═════ Data supplied ═════

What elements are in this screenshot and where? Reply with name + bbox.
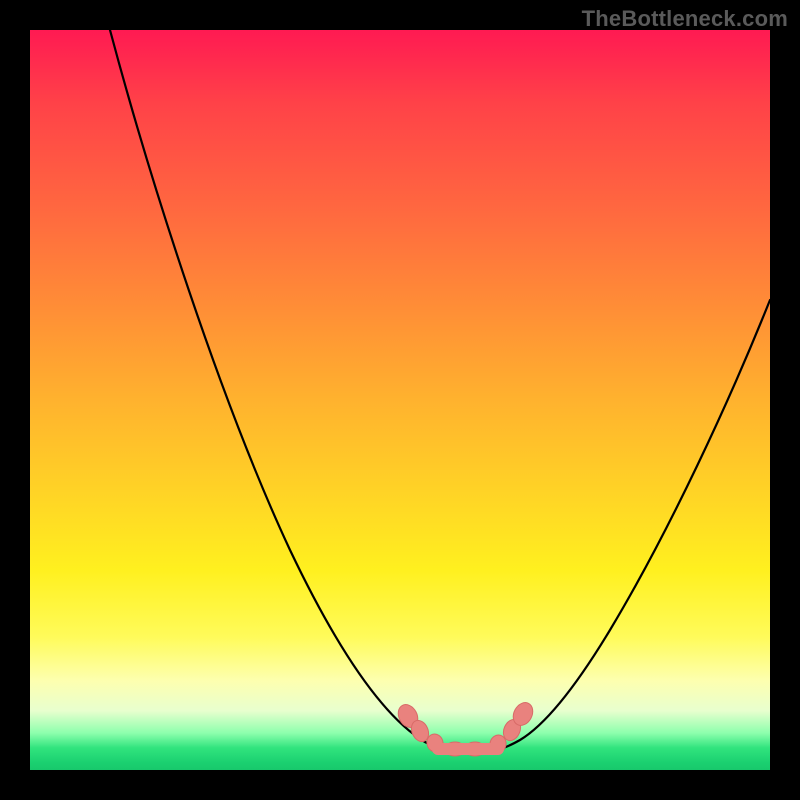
curve-layer <box>30 30 770 770</box>
curve-right-branch <box>500 300 770 749</box>
curve-left-branch <box>110 30 444 749</box>
marker-group <box>394 699 536 756</box>
marker-floor-bar <box>432 743 504 755</box>
plot-area <box>30 30 770 770</box>
chart-frame: TheBottleneck.com <box>0 0 800 800</box>
watermark-text: TheBottleneck.com <box>582 6 788 32</box>
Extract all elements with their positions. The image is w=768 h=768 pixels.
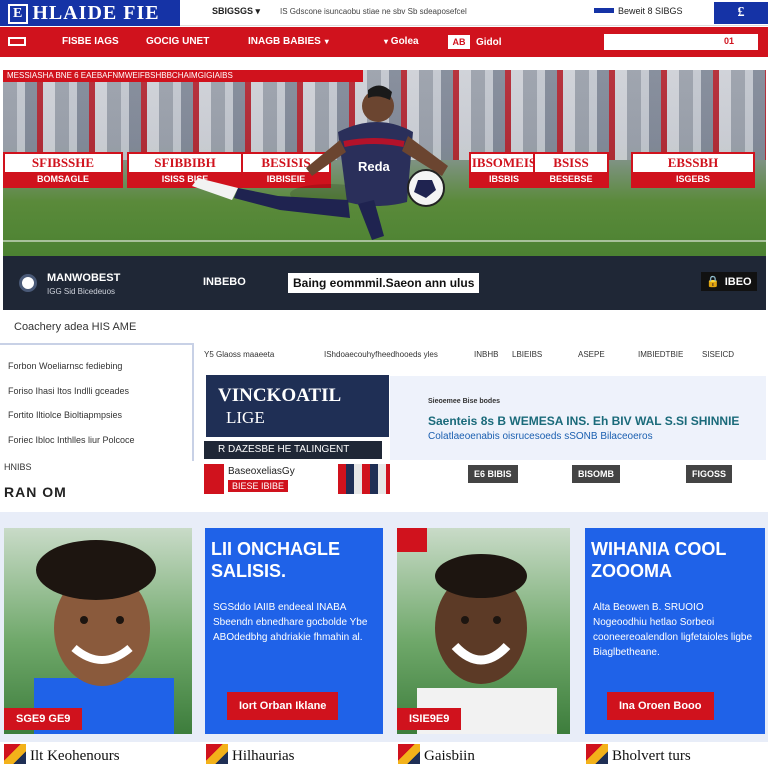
promo-headline: Saenteis 8s B WEMESA INS. Eh BIV WAL S.S… [428,414,740,428]
hero-lock-badge[interactable]: 🔒 IBEO [701,272,757,291]
ad-board: SFIBSSHE BOMSAGLE [3,152,123,188]
card-heading: WIHANIA COOL ZOOOMA [591,539,726,581]
search-input[interactable] [604,34,758,50]
thumb-icon [398,744,420,764]
tag-button[interactable]: E6 BIBIS [468,465,518,483]
mini-tag: BIESE IBIBE [228,480,289,492]
lock-icon: 🔒 [706,276,720,288]
logo-mark: E [8,4,29,24]
hero-bar-title: MANWOBEST [47,272,121,284]
sidebar-heading-large: RAN OM [4,484,67,500]
thumb-icon [206,744,228,764]
player-portrait [34,540,174,734]
hero-bar-label: INBEBO [203,276,246,288]
filter-item[interactable]: LBIEIBS [512,350,542,359]
sidebar-item[interactable]: Fortito Iltiolce Bioltiapmpsies [8,410,122,420]
player-portrait [397,528,557,734]
hero-banner[interactable]: MESSIASHA BNE 6 EAEBAFNMWEIFBSHBBCHAIMGI… [3,70,766,310]
account-links[interactable]: Beweit 8 SIBGS [594,6,683,16]
bottom-link[interactable]: Hilhaurias [206,744,295,768]
card-body: SGSddo IAIIB endeeal INABA Sbeendn ebned… [213,602,368,643]
sidebar: Forbon Woeliarnsc fediebing Foriso Ihasi… [0,343,194,461]
club-crest-icon [19,274,37,292]
search-button[interactable]: 01 [724,36,734,46]
promo-kicker: Sieoemee Bise bodes [428,398,500,405]
filter-item[interactable]: Y5 Glaoss maaeeta [204,350,274,359]
top-utility-bar: E HLAIDE FIE SBIGSGS ▾ IS Gdscone isuncao… [0,0,768,26]
breadcrumb[interactable]: Coachery adea HIS AME [14,321,136,333]
nav-item-5[interactable]: AB Gidol [448,35,502,49]
feature-caption[interactable]: R DAZESBE HE TALINGENT [204,441,382,459]
hero-caption[interactable]: Baing eommmil.Saeon ann ulus [288,273,480,293]
menu-icon[interactable] [8,37,26,46]
nav-item-5-label: Gidol [476,37,502,48]
hero-badge-label: IBEO [724,276,752,288]
promo-subtext: Colatlaeoenabis oisrucesoeds sSONB Bilac… [428,431,653,442]
nav-item-3[interactable]: INAGB BABIES ▾ [248,36,329,47]
filter-item[interactable]: IShdoaecouhyfheedhooeds yles [324,350,438,359]
mini-promo[interactable]: BaseoxeliasGy BIESE IBIBE [204,464,390,496]
player-card[interactable]: SGE9 GE9 [4,528,192,734]
card-button[interactable]: Ina Oroen Booo [607,692,714,720]
bottom-link-label: Hilhaurias [232,748,295,764]
sidebar-item[interactable]: Foriso Ihasi Itos Indlli gceades [8,386,129,396]
bottom-link-label: Gaisbiin [424,748,475,764]
nav-item-1[interactable]: FISBE IAGS [62,36,119,47]
article-card[interactable]: LII ONCHAGLE SALISIS. SGSddo IAIIB endee… [205,528,383,734]
card-caption: SGE9 GE9 [4,708,83,730]
nav-item-2[interactable]: GOCIG UNET [146,36,209,47]
site-logo[interactable]: E HLAIDE FIE [0,0,180,26]
bottom-link[interactable]: Gaisbiin [398,744,475,768]
tag-button[interactable]: FIGOSS [686,465,733,483]
nav-item-4-label: Golea [390,36,419,47]
sidebar-item[interactable]: Forbon Woeliarnsc fediebing [8,361,122,371]
logo-text: HLAIDE FIE [32,2,160,24]
sidebar-heading: HNIBS [4,462,32,472]
bottom-link[interactable]: Bholvert turs [586,744,691,768]
bottom-link-label: Ilt Keohenours [30,748,120,764]
mini-image [338,464,390,494]
ad-board: EBSSBH ISGEBS [631,152,755,188]
promo-panel[interactable]: Sieoemee Bise bodes Saenteis 8s B WEMESA… [390,376,766,460]
filter-item[interactable]: INBHB [474,350,498,359]
thumb-icon [4,744,26,764]
card-button[interactable]: Iort Orban Iklane [227,692,339,720]
chevron-down-icon: ▾ [384,37,389,46]
thumb-icon [586,744,608,764]
nav-item-3-label: INAGB BABIES [248,36,321,47]
card-caption: ISIE9E9 [397,708,462,730]
bottom-link[interactable]: Ilt Keohenours [4,744,120,768]
card-body: Alta Beowen B. SRUOIO Nogeoodhiu hetlao … [593,602,753,658]
sidebar-item[interactable]: Foriec Ibloc Inthlles liur Polcoce [8,435,135,445]
nav-box-icon: AB [448,35,470,49]
main-nav: FISBE IAGS GOCIG UNET INAGB BABIES ▾ ▾ Go… [0,27,768,57]
article-card[interactable]: WIHANIA COOL ZOOOMA Alta Beowen B. SRUOI… [585,528,765,734]
feature-subtitle: LIGE [226,408,265,427]
hero-info-bar: MANWOBEST IGG Sid Bicedeuos INBEBO Baing… [3,256,766,310]
chevron-down-icon: ▾ [324,37,329,46]
ad-board: BSISS BESEBSE [533,152,609,188]
filter-item[interactable]: IMBIEDTBIE [638,350,683,359]
edition-selector[interactable]: SBIGSGS ▾ [212,6,260,17]
currency-button[interactable]: £ [714,2,768,24]
feature-block[interactable]: VINCKOATIL LIGE [206,375,389,437]
bottom-link-label: Bholvert turs [612,748,691,764]
filter-item[interactable]: SISEICD [702,350,734,359]
filter-item[interactable]: ASEPE [578,350,605,359]
mini-title: BaseoxeliasGy [228,466,295,477]
card-heading: LII ONCHAGLE SALISIS. [211,539,340,581]
feature-title: VINCKOATIL [218,385,342,406]
player-figure: Reda [192,85,448,240]
account-label: Beweit 8 SIBGS [618,6,683,16]
ad-board: IBSOMEIS IBSBIS [469,152,539,188]
player-card[interactable]: ISIE9E9 [397,528,570,734]
flag-icon [594,8,614,13]
mini-thumb [204,464,224,494]
top-links[interactable]: IS Gdscone isuncaobu stiae ne sbv Sb sde… [280,7,467,16]
tag-button[interactable]: BISOMB [572,465,620,483]
nav-item-4[interactable]: ▾ Golea [380,36,419,47]
hero-bar-subtitle: IGG Sid Bicedeuos [47,287,116,296]
filter-row: Y5 Glaoss maaeeta IShdoaecouhyfheedhooed… [196,346,766,366]
shirt-label: Reda [358,159,391,174]
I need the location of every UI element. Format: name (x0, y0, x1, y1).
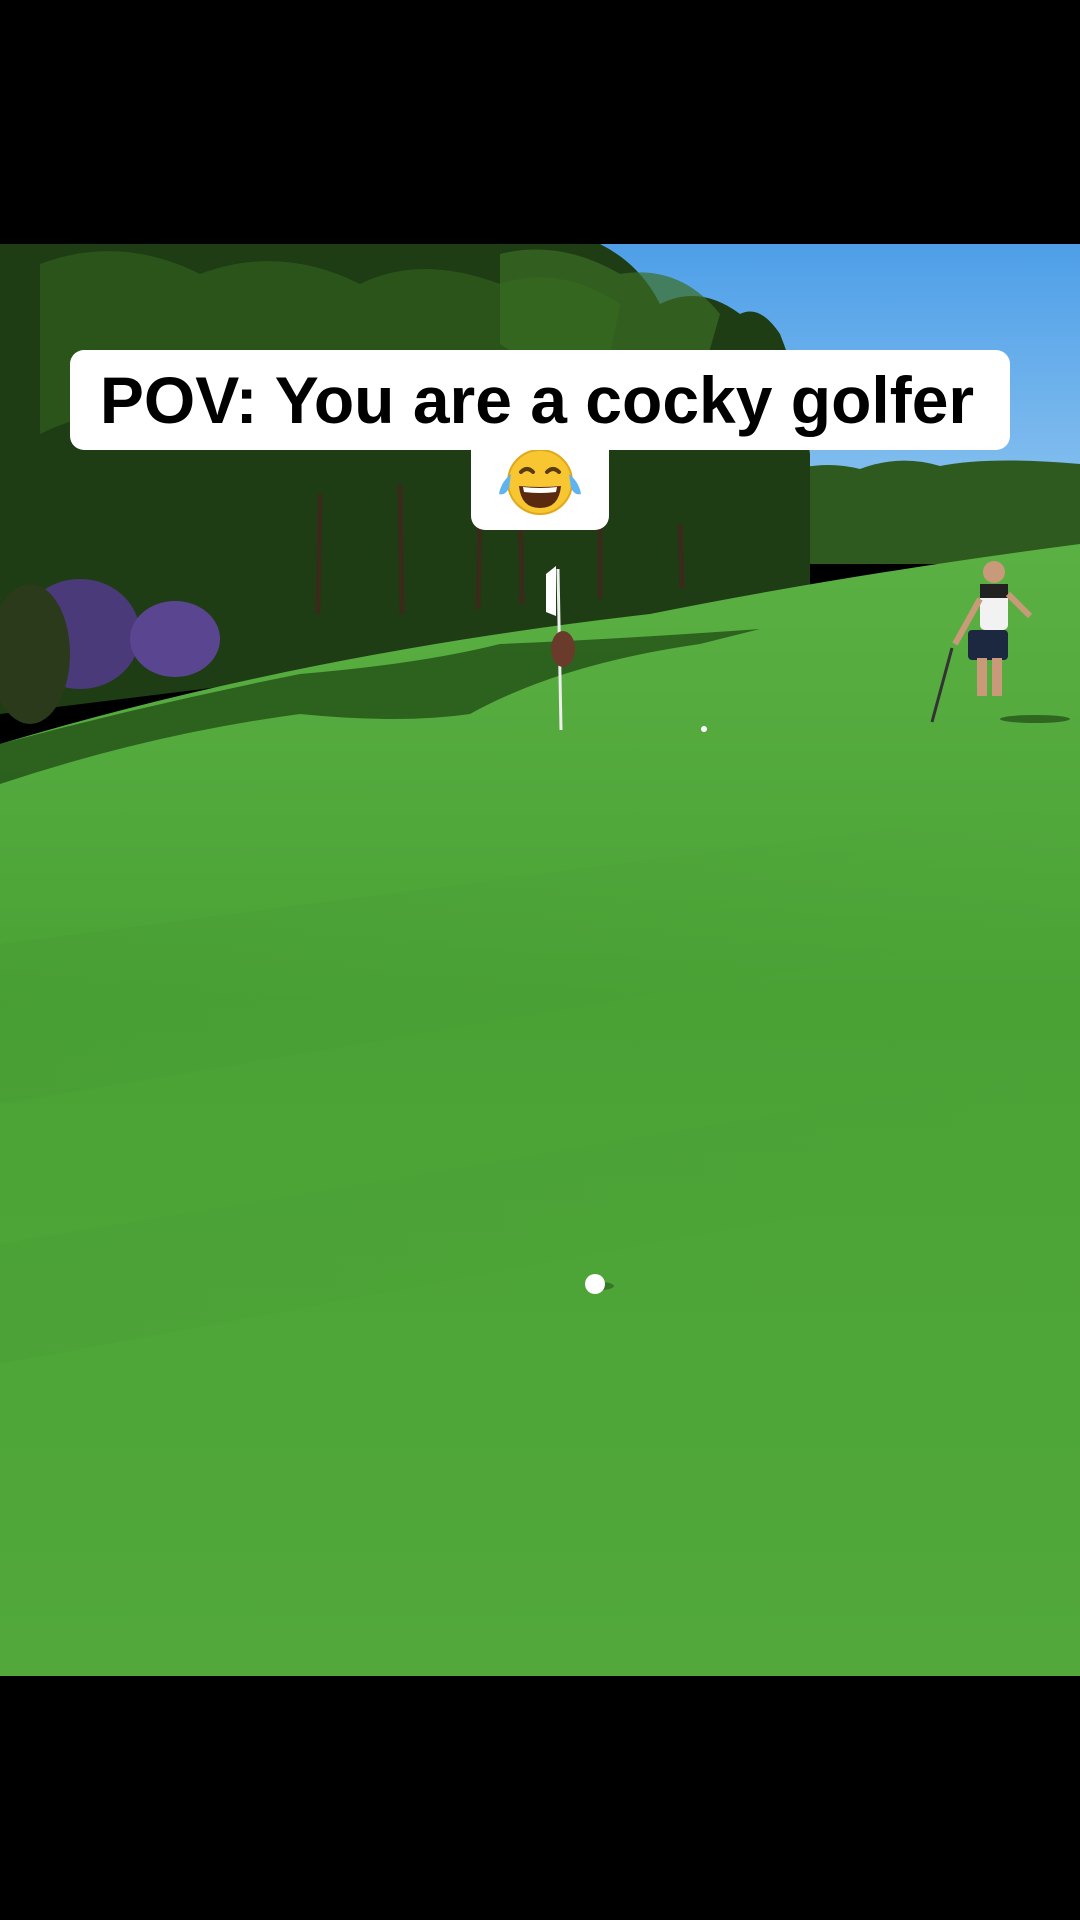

═════

**Set task**
Repeat all of the lines above word for word, leaving out the pictures.

**Answer to this problem**
What elements are in this screenshot and where? Reply with name + bbox.
curve-layer <box>30 30 770 770</box>
curve-right-branch <box>500 300 770 749</box>
curve-left-branch <box>110 30 444 749</box>
marker-group <box>394 699 536 756</box>
marker-floor-bar <box>432 743 504 755</box>
plot-area <box>30 30 770 770</box>
chart-frame: TheBottleneck.com <box>0 0 800 800</box>
watermark-text: TheBottleneck.com <box>582 6 788 32</box>
Extract all elements with their positions. The image is w=768 h=768 pixels.
promo-headline: Saenteis 8s B WEMESA INS. Eh BIV WAL S.S… [428,414,740,428]
hero-lock-badge[interactable]: 🔒 IBEO [701,272,757,291]
ad-board: SFIBSSHE BOMSAGLE [3,152,123,188]
card-heading: WIHANIA COOL ZOOOMA [591,539,726,581]
search-input[interactable] [604,34,758,50]
thumb-icon [398,744,420,764]
tag-button[interactable]: E6 BIBIS [468,465,518,483]
mini-tag: BIESE IBIBE [228,480,289,492]
lock-icon: 🔒 [706,276,720,288]
logo-mark: E [8,4,29,24]
hero-bar-title: MANWOBEST [47,272,121,284]
sidebar-heading-large: RAN OM [4,484,67,500]
thumb-icon [206,744,228,764]
player-portrait [34,540,174,734]
hero-bar-label: INBEBO [203,276,246,288]
filter-item[interactable]: LBIEIBS [512,350,542,359]
sidebar-item[interactable]: Fortito Iltiolce Bioltiapmpsies [8,410,122,420]
player-portrait [397,528,557,734]
hero-banner[interactable]: MESSIASHA BNE 6 EAEBAFNMWEIFBSHBBCHAIMGI… [3,70,766,310]
account-links[interactable]: Beweit 8 SIBGS [594,6,683,16]
bottom-link[interactable]: Hilhaurias [206,744,295,768]
card-body: SGSddo IAIIB endeeal INABA Sbeendn ebned… [213,602,368,643]
sidebar: Forbon Woeliarnsc fediebing Foriso Ihasi… [0,343,194,461]
club-crest-icon [19,274,37,292]
search-button[interactable]: 01 [724,36,734,46]
promo-kicker: Sieoemee Bise bodes [428,398,500,405]
filter-item[interactable]: Y5 Glaoss maaeeta [204,350,274,359]
top-utility-bar: E HLAIDE FIE SBIGSGS ▾ IS Gdscone isuncao… [0,0,768,26]
breadcrumb[interactable]: Coachery adea HIS AME [14,321,136,333]
nav-item-5[interactable]: AB Gidol [448,35,502,49]
feature-caption[interactable]: R DAZESBE HE TALINGENT [204,441,382,459]
hero-caption[interactable]: Baing eommmil.Saeon ann ulus [288,273,480,293]
menu-icon[interactable] [8,37,26,46]
nav-item-5-label: Gidol [476,37,502,48]
hero-badge-label: IBEO [724,276,752,288]
promo-subtext: Colatlaeoenabis oisrucesoeds sSONB Bilac… [428,431,653,442]
nav-item-3[interactable]: INAGB BABIES ▾ [248,36,329,47]
filter-item[interactable]: IShdoaecouhyfheedhooeds yles [324,350,438,359]
mini-promo[interactable]: BaseoxeliasGy BIESE IBIBE [204,464,390,496]
player-card[interactable]: SGE9 GE9 [4,528,192,734]
card-button[interactable]: Ina Oroen Booo [607,692,714,720]
bottom-link-label: Hilhaurias [232,748,295,764]
sidebar-item[interactable]: Foriso Ihasi Itos Indlli gceades [8,386,129,396]
bottom-link-label: Gaisbiin [424,748,475,764]
nav-item-1[interactable]: FISBE IAGS [62,36,119,47]
article-card[interactable]: LII ONCHAGLE SALISIS. SGSddo IAIIB endee… [205,528,383,734]
card-caption: SGE9 GE9 [4,708,83,730]
nav-item-2[interactable]: GOCIG UNET [146,36,209,47]
site-logo[interactable]: E HLAIDE FIE [0,0,180,26]
bottom-link[interactable]: Gaisbiin [398,744,475,768]
tag-button[interactable]: FIGOSS [686,465,733,483]
nav-item-4-label: Golea [390,36,419,47]
sidebar-item[interactable]: Forbon Woeliarnsc fediebing [8,361,122,371]
logo-text: HLAIDE FIE [32,2,160,24]
sidebar-heading: HNIBS [4,462,32,472]
bottom-link[interactable]: Bholvert turs [586,744,691,768]
bottom-link-label: Ilt Keohenours [30,748,120,764]
mini-image [338,464,390,494]
ad-board: EBSSBH ISGEBS [631,152,755,188]
promo-panel[interactable]: Sieoemee Bise bodes Saenteis 8s B WEMESA… [390,376,766,460]
filter-item[interactable]: INBHB [474,350,498,359]
thumb-icon [4,744,26,764]
card-button[interactable]: Iort Orban Iklane [227,692,339,720]
chevron-down-icon: ▾ [384,37,389,46]
thumb-icon [586,744,608,764]
nav-item-3-label: INAGB BABIES [248,36,321,47]
card-caption: ISIE9E9 [397,708,462,730]
bottom-link[interactable]: Ilt Keohenours [4,744,120,768]
card-body: Alta Beowen B. SRUOIO Nogeoodhiu hetlao … [593,602,753,658]
sidebar-item[interactable]: Foriec Ibloc Inthlles liur Polcoce [8,435,135,445]
nav-box-icon: AB [448,35,470,49]
main-nav: FISBE IAGS GOCIG UNET INAGB BABIES ▾ ▾ Go… [0,27,768,57]
article-card[interactable]: WIHANIA COOL ZOOOMA Alta Beowen B. SRUOI… [585,528,765,734]
feature-subtitle: LIGE [226,408,265,427]
hero-info-bar: MANWOBEST IGG Sid Bicedeuos INBEBO Baing… [3,256,766,310]
chevron-down-icon: ▾ [324,37,329,46]
ad-board: BSISS BESEBSE [533,152,609,188]
filter-item[interactable]: IMBIEDTBIE [638,350,683,359]
edition-selector[interactable]: SBIGSGS ▾ [212,6,260,17]
currency-button[interactable]: £ [714,2,768,24]
feature-block[interactable]: VINCKOATIL LIGE [206,375,389,437]
bottom-link-label: Bholvert turs [612,748,691,764]
filter-item[interactable]: SISEICD [702,350,734,359]
filter-item[interactable]: ASEPE [578,350,605,359]
mini-title: BaseoxeliasGy [228,466,295,477]
card-heading: LII ONCHAGLE SALISIS. [211,539,340,581]
feature-title: VINCKOATIL [218,385,342,406]
player-figure: Reda [192,85,448,240]
account-label: Beweit 8 SIBGS [618,6,683,16]
ad-board: IBSOMEIS IBSBIS [469,152,539,188]
player-card[interactable]: ISIE9E9 [397,528,570,734]
flag-icon [594,8,614,13]
mini-thumb [204,464,224,494]
top-links[interactable]: IS Gdscone isuncaobu stiae ne sbv Sb sde… [280,7,467,16]
tag-button[interactable]: BISOMB [572,465,620,483]
nav-item-4[interactable]: ▾ Golea [380,36,419,47]
hero-bar-subtitle: IGG Sid Bicedeuos [47,287,116,296]
filter-row: Y5 Glaoss maaeeta IShdoaecouhyfheedhooed… [196,346,766,366]
shirt-label: Reda [358,159,391,174]
I need the location of every UI element. Format: name (x0, y0, x1, y1).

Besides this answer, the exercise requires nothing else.